**What to produce**
Every line of the data that contains the string "写在本试卷上无效" must be copied.

**Task material**

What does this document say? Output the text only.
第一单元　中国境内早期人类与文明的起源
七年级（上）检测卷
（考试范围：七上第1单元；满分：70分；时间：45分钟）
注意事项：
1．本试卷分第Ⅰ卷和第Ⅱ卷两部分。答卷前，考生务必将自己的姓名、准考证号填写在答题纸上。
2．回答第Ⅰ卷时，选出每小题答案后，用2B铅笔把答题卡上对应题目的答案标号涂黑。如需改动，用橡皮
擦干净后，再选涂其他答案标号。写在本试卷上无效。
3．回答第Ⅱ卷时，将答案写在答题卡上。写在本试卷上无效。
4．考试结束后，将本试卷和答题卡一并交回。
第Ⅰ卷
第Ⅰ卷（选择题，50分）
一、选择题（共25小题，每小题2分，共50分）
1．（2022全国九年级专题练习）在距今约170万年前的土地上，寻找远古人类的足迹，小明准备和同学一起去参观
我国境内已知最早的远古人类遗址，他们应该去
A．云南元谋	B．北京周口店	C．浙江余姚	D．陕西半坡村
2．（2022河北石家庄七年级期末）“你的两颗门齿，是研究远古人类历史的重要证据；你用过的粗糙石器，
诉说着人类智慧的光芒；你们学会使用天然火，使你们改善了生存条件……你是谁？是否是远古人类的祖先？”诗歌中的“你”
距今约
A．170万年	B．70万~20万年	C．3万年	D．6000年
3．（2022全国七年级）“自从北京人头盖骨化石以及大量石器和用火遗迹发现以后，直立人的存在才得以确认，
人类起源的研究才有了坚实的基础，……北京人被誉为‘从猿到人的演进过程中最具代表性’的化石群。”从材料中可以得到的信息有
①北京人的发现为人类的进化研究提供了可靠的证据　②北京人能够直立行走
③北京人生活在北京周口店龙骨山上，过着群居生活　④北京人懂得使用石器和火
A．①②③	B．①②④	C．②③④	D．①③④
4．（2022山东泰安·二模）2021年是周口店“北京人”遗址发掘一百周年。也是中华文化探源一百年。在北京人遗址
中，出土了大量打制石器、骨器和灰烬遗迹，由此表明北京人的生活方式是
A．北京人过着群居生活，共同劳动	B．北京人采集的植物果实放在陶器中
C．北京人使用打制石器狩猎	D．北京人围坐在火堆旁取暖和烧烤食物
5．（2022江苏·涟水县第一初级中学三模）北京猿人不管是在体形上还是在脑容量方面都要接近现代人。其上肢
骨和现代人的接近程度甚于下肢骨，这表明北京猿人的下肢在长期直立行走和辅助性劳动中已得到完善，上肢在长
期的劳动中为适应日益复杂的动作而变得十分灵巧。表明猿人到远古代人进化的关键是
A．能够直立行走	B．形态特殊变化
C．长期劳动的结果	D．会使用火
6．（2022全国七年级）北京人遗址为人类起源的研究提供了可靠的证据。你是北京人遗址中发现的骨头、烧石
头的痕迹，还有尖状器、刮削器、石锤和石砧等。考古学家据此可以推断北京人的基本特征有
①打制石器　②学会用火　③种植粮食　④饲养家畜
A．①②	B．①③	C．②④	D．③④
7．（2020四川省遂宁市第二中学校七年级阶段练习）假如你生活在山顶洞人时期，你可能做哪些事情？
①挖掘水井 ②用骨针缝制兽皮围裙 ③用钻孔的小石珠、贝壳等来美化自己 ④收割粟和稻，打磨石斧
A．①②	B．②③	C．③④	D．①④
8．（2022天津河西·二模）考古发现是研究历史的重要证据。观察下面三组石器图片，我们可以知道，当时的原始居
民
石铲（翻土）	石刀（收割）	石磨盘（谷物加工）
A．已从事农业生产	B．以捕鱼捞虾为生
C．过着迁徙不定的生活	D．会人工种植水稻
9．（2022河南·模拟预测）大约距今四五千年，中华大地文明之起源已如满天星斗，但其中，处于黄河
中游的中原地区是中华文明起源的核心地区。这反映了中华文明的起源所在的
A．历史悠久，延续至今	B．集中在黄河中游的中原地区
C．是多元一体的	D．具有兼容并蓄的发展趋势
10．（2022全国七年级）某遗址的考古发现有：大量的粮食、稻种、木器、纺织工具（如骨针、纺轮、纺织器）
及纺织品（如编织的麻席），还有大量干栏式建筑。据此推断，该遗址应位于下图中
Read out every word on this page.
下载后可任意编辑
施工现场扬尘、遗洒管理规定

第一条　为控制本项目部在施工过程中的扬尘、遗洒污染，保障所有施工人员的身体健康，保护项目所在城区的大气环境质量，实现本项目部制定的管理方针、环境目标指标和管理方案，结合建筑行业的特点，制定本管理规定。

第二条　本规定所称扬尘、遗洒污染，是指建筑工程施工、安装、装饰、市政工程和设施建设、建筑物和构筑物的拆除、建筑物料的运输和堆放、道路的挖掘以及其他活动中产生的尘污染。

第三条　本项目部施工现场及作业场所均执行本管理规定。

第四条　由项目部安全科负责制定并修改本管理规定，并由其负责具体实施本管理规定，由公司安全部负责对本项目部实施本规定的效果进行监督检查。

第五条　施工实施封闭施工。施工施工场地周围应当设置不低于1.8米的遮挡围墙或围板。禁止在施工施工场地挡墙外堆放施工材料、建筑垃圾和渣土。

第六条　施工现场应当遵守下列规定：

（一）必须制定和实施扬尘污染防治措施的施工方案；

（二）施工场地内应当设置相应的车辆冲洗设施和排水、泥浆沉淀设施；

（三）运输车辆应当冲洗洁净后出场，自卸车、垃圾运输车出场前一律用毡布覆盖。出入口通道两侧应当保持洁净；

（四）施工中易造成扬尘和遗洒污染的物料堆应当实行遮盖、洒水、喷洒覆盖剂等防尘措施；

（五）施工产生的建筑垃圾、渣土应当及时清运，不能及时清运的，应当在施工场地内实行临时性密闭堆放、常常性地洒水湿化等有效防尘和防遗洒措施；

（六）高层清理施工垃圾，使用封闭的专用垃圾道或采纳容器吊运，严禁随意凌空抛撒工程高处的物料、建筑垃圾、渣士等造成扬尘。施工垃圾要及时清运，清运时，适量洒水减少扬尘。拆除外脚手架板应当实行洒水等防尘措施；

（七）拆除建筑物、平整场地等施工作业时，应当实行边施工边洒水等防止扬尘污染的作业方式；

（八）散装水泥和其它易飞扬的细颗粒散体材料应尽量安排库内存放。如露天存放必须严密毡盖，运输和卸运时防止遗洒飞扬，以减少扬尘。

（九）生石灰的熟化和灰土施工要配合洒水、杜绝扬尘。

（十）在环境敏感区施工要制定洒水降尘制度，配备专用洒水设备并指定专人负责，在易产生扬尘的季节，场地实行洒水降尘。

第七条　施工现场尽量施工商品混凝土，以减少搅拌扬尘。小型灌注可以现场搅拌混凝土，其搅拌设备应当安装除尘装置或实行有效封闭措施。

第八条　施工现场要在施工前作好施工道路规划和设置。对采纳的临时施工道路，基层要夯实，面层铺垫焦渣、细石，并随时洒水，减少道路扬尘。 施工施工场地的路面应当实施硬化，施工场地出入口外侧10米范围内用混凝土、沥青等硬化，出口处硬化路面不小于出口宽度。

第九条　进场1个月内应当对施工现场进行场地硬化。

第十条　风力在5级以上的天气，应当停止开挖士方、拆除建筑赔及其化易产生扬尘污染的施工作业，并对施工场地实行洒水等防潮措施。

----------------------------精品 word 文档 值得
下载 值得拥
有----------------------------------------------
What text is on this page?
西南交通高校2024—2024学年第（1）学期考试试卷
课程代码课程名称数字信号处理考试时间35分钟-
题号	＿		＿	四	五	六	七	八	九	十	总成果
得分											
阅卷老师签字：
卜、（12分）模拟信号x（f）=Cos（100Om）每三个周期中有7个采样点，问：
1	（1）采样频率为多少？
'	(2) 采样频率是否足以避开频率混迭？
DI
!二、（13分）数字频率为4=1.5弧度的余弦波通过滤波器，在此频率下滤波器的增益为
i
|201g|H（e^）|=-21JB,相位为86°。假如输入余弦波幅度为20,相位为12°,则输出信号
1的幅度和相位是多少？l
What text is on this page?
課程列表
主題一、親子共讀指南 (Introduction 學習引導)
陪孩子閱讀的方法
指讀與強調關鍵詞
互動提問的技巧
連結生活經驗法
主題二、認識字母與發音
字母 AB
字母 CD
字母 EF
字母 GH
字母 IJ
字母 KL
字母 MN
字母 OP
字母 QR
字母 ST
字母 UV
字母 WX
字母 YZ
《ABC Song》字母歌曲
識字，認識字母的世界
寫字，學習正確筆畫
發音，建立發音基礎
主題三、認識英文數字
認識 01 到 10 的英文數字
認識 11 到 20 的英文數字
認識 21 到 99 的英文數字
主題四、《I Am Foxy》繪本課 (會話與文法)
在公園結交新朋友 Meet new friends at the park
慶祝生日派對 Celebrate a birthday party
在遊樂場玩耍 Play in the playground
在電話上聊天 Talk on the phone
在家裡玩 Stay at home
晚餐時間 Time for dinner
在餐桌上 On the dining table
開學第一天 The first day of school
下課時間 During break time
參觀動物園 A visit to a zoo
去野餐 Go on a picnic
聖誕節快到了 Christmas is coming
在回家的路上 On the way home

**Finished exercise**
擦干净后，再选涂其他答案标号。写在本试卷上无效。
3．回答第Ⅱ卷时，将答案写在答题卡上。写在本试卷上无效。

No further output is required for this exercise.